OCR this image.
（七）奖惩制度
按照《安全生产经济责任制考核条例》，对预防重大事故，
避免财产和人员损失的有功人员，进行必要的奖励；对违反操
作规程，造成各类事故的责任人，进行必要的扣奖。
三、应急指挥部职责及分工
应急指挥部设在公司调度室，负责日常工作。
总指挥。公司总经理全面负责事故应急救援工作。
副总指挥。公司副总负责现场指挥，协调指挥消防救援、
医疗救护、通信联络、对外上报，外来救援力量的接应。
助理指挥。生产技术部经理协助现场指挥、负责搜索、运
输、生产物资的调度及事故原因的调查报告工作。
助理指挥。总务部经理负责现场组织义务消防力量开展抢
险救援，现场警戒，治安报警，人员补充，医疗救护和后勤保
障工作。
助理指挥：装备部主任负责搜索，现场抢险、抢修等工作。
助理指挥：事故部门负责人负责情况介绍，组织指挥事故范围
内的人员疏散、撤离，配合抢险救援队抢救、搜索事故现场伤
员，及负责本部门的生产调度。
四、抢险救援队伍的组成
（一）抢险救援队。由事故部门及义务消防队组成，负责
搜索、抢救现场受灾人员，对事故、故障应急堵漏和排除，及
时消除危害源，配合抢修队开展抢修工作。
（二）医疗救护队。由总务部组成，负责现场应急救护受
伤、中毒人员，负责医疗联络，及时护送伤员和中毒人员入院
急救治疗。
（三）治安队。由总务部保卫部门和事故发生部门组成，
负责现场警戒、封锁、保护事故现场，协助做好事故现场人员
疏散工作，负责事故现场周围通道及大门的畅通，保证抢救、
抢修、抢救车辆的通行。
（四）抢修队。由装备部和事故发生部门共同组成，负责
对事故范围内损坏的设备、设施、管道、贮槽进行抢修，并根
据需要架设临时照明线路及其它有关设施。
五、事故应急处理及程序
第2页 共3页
==========
→ What is required: Faithfully reproduce all of the records, character for character.

→ In response:
OCR this image.
（七）奖惩制度
按照《安全生产经济责任制考核条例》，对预防重大事故，
避免财产和人员损失的有功人员，进行必要的奖励；对违反操
作规程，造成各类事故的责任人，进行必要的扣奖。
三、应急指挥部职责及分工
应急指挥部设在公司调度室，负责日常工作。
总指挥。公司总经理全面负责事故应急救援工作。
副总指挥。公司副总负责现场指挥，协调指挥消防救援、
医疗救护、通信联络、对外上报，外来救援力量的接应。
助理指挥。生产技术部经理协助现场指挥、负责搜索、运
输、生产物资的调度及事故原因的调查报告工作。
助理指挥。总务部经理负责现场组织义务消防力量开展抢
险救援，现场警戒，治安报警，人员补充，医疗救护和后勤保
障工作。
助理指挥：装备部主任负责搜索，现场抢险、抢修等工作。
助理指挥：事故部门负责人负责情况介绍，组织指挥事故范围
内的人员疏散、撤离，配合抢险救援队抢救、搜索事故现场伤
员，及负责本部门的生产调度。
四、抢险救援队伍的组成
（一）抢险救援队。由事故部门及义务消防队组成，负责
搜索、抢救现场受灾人员，对事故、故障应急堵漏和排除，及
时消除危害源，配合抢修队开展抢修工作。
（二）医疗救护队。由总务部组成，负责现场应急救护受
伤、中毒人员，负责医疗联络，及时护送伤员和中毒人员入院
急救治疗。
（三）治安队。由总务部保卫部门和事故发生部门组成，
负责现场警戒、封锁、保护事故现场，协助做好事故现场人员
疏散工作，负责事故现场周围通道及大门的畅通，保证抢救、
抢修、抢救车辆的通行。
（四）抢修队。由装备部和事故发生部门共同组成，负责
对事故范围内损坏的设备、设施、管道、贮槽进行抢修，并根
据需要架设临时照明线路及其它有关设施。
五、事故应急处理及程序
第2页 共3页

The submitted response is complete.